- _SELECTED PASSAGE_:
/---

THREE teenagers, three women, a priest and an academic drew a climate change line in the sand in searing heat outside a Singleton coal mine pit on Saturday as Australia burned and the world watched in horror.
Glencore's plan to expand and more than double coal production at its Glendell coal mine until 2044 is the project they say the Australian public must stop - because governments won't - to signal a cultural shift in the nation's attitude to coal at the start of a decade when urgent action is needed to reduce carbon emissions.
"That the NSW Government is even considering this mine expansion given the crisis we're in now is absolutely insane. People are dying. Animals are dying. I'm frightened and angry and I think we all should be, because our country is burning," said student Luka McCallum, 15, of Newcastle.
"We can't expand this mine and other mines because the world has to reduce carbon emissions now. That's what we need to focus on right now, the future, and how to limit the damage instead of opening new mines."
The Glencore proposal to remove 140 million tonnes of coal from a new area between Singleton and Muswellbrook until 2044, once coal is exhausted in 2022 at its existing Glendell mine, is on public exhibition until January 31. Glencore says the expansion will provide job security for 300 workers and "in isolation, is unlikely to materially influence global emission trajectories".
Environment Minister Matt Kean - who broke ranks with Coalition colleagues in December and said doing nothing on climate change "is not a solution" - said in response to questions about the Glendell expansion that coal "will continue to play an important role for the foreseeable future in NSW".

\---

- _THINGS TO DO_:
• A. According to the article on the Glendell coal mine protest, how many workers does Glencore say the expansion will provide job security for?
• B. Continue the article on the Glendell coal mine protest from its final paragraph.

- _ENTRIES_:

/---

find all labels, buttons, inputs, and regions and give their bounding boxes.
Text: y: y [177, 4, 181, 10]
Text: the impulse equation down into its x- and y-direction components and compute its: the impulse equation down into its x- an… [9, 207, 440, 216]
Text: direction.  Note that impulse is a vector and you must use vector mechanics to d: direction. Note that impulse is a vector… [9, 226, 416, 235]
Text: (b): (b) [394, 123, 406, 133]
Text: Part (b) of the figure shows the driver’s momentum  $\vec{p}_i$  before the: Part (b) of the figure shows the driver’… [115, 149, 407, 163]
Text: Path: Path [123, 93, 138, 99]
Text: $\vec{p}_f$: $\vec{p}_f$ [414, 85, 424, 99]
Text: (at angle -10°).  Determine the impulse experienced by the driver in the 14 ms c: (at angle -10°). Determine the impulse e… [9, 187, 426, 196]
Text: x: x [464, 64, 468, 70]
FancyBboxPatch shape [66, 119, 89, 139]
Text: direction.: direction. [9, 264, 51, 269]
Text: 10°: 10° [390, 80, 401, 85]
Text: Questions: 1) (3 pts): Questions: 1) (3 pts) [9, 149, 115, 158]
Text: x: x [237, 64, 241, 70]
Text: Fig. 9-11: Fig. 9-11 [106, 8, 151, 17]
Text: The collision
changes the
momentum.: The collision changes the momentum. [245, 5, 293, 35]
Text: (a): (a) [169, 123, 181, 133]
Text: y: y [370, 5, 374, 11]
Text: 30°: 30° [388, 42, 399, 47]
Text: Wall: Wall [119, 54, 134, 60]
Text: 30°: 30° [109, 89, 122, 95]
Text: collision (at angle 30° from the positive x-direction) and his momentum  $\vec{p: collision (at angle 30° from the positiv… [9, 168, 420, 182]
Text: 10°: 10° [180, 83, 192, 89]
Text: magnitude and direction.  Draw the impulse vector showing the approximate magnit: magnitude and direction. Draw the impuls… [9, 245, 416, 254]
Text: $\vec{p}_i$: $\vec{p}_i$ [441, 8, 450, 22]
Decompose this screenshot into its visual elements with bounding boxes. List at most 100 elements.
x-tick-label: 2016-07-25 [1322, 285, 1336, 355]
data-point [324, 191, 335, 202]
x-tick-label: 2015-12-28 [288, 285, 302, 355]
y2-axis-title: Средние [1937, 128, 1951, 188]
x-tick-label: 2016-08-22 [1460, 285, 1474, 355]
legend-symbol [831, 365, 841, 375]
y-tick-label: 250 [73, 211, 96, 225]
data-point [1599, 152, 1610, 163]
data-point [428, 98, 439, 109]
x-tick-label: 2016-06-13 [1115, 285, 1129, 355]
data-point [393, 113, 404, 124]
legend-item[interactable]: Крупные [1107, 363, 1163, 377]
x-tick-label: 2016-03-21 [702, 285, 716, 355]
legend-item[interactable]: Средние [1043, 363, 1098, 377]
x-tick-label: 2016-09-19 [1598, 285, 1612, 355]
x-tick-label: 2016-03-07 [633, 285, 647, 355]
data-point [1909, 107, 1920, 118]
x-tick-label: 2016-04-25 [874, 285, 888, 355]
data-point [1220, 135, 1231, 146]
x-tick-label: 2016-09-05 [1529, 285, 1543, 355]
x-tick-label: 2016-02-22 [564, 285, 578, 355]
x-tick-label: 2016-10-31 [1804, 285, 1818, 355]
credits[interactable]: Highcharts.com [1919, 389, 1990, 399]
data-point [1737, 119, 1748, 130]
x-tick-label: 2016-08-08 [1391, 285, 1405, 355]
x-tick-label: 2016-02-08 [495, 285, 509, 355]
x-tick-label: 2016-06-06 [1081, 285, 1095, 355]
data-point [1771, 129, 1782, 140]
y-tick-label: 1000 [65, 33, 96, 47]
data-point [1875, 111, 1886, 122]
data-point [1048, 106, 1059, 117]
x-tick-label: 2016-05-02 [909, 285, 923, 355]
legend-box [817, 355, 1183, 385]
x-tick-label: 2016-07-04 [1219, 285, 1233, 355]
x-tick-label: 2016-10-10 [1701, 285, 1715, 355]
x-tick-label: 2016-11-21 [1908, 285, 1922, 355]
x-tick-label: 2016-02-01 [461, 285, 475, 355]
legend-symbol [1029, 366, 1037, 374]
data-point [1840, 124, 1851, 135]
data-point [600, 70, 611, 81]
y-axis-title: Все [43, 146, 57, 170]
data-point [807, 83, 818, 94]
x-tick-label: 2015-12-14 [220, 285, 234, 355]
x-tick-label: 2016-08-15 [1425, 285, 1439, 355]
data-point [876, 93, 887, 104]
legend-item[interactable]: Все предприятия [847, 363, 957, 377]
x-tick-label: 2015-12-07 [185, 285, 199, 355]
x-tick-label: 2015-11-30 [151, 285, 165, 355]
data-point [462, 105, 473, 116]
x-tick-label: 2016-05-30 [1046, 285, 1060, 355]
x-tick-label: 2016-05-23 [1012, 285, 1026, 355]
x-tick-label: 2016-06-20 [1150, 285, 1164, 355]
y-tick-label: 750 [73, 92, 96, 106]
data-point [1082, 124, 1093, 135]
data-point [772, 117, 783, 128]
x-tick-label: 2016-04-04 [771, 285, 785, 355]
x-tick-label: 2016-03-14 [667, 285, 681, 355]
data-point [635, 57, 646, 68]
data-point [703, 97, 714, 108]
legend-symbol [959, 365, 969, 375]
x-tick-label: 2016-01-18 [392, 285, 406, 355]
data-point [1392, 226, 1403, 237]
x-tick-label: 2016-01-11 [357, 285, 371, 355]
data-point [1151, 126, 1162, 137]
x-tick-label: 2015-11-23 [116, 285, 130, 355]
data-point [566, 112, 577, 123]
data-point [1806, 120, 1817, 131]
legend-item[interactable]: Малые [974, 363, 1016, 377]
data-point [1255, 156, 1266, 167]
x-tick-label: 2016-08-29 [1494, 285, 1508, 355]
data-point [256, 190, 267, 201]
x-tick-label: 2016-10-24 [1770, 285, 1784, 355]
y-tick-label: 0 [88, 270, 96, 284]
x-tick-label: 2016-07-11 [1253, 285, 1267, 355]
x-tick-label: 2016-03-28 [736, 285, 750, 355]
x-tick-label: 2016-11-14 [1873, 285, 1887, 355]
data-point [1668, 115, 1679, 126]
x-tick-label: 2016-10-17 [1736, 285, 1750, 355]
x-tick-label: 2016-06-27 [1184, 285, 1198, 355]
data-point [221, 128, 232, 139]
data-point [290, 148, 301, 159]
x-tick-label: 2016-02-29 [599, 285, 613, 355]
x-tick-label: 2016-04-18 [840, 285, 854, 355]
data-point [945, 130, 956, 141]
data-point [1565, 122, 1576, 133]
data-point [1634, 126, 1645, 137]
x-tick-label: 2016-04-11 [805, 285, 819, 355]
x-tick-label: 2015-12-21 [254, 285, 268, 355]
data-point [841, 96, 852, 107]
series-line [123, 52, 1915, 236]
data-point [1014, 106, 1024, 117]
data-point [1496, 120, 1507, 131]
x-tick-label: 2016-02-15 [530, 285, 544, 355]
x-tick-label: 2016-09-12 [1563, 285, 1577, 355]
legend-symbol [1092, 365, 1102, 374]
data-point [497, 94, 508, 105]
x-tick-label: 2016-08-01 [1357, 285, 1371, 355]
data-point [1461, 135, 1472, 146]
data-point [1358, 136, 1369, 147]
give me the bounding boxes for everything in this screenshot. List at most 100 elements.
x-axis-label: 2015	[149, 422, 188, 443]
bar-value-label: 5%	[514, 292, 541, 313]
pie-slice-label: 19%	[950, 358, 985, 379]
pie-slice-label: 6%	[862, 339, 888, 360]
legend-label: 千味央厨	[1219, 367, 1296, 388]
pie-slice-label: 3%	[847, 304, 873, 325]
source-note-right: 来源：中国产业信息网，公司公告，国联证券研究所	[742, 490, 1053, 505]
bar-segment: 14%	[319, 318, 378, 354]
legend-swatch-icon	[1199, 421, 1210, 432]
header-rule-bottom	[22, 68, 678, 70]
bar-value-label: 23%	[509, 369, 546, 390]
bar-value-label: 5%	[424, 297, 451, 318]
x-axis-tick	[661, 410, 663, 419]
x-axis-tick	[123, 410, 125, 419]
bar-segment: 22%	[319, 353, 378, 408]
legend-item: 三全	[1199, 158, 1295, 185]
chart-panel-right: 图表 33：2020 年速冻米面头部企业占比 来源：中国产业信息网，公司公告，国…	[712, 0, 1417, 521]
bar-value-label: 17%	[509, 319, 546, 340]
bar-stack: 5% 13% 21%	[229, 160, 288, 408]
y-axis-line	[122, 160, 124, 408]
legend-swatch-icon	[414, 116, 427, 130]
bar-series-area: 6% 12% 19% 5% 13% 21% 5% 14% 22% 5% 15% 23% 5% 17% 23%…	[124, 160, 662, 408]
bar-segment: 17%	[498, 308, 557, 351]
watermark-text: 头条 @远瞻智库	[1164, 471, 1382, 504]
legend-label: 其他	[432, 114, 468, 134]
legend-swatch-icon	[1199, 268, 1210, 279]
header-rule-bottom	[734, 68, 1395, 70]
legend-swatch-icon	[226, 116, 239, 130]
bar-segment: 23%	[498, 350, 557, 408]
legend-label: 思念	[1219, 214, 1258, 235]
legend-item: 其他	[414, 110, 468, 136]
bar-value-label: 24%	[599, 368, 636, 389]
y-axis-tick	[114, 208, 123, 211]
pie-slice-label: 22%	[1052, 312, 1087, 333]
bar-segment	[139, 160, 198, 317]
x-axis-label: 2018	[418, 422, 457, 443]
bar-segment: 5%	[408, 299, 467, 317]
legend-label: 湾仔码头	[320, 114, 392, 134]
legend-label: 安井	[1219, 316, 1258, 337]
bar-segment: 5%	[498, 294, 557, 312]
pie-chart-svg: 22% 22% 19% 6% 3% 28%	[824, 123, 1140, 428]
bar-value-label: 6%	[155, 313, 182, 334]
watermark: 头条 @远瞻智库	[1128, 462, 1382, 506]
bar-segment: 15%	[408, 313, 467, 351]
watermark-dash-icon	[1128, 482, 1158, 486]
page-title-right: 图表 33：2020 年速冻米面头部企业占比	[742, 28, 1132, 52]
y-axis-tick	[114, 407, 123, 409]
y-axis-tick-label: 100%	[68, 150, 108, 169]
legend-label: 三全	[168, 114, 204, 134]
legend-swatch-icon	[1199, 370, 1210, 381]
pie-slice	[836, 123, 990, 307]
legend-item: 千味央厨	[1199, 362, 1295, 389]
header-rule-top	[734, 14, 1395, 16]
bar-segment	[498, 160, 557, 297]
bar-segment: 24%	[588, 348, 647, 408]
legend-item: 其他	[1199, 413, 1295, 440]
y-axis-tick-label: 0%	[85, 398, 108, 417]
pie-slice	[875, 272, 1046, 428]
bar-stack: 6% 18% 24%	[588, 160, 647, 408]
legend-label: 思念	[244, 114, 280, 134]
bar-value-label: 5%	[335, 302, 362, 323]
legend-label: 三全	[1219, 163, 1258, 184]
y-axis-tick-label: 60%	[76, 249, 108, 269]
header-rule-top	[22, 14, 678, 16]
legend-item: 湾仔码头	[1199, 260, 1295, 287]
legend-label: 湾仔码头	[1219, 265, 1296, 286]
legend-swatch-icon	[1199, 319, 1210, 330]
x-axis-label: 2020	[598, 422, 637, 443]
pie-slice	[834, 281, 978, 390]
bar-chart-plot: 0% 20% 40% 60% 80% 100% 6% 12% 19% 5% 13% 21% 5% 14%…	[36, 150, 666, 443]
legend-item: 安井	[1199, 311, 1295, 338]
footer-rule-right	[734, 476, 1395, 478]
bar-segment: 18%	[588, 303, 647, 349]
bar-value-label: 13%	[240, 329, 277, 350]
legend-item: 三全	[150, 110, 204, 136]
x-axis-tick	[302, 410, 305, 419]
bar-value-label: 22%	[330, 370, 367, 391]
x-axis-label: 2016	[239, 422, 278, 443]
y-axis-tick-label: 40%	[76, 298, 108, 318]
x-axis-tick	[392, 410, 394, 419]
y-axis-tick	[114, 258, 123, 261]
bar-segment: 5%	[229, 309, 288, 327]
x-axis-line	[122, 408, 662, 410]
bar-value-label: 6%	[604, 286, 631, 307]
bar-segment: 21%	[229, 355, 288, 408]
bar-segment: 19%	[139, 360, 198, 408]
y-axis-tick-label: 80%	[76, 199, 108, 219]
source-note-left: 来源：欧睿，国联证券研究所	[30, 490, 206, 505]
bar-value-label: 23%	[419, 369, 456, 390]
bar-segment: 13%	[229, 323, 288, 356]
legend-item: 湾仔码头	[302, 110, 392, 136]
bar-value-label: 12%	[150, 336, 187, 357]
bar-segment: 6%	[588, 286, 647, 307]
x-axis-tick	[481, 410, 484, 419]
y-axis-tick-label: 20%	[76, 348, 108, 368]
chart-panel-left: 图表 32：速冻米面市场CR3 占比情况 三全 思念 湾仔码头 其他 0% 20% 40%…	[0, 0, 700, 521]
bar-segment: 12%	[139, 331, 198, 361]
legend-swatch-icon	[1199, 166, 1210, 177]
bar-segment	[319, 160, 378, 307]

\---

- _ANSWERS FOR THE EXERCISE_:
• A. 300 workers.

• B.
But Anglican priest Rod Bower said expanding mines was "not morally justifiable", and Edmund Rice Centre director and advocate for threatened Pacific Island nations, Phil Glendenning, said the Glendell expansion was "long-term economic and moral lunacy".
Ms McCallum and Hunter students Campbell Knox, Abby Manning, Sean Bryant, Alexa Stuart and Caelan Doel want Australians to send a message to state and federal governments by making submissions against the Glendell expansion.
As part of the Student Strike for Climate Action movement they are also calling on Australian governments to develop a transition plan for the Hunter for the next decade to support the region's economy, mine workers and businesses that rely on coal, while reducing emissions in line with Australia's obligations under the Paris Agreement.
"Should people make a submission on Glendell? Yes, of course. Everyone needs to step up," said Mr Knox, 17.
Ms Manning, 17, said the "business-as-usual" message from the Glendell application, recent government moves to block the linking of exported coal emissions from NSW mine assessments, and the "utter denial of what climate change is doing" by some state and federal politicians forced young people to speak.
Ms Manning accused Prime Minister Scott Morrison of "horrible leadership" on climate change and said governments in general had demonstrated "a refusal to understand or listen to the people who are being affected by this the most".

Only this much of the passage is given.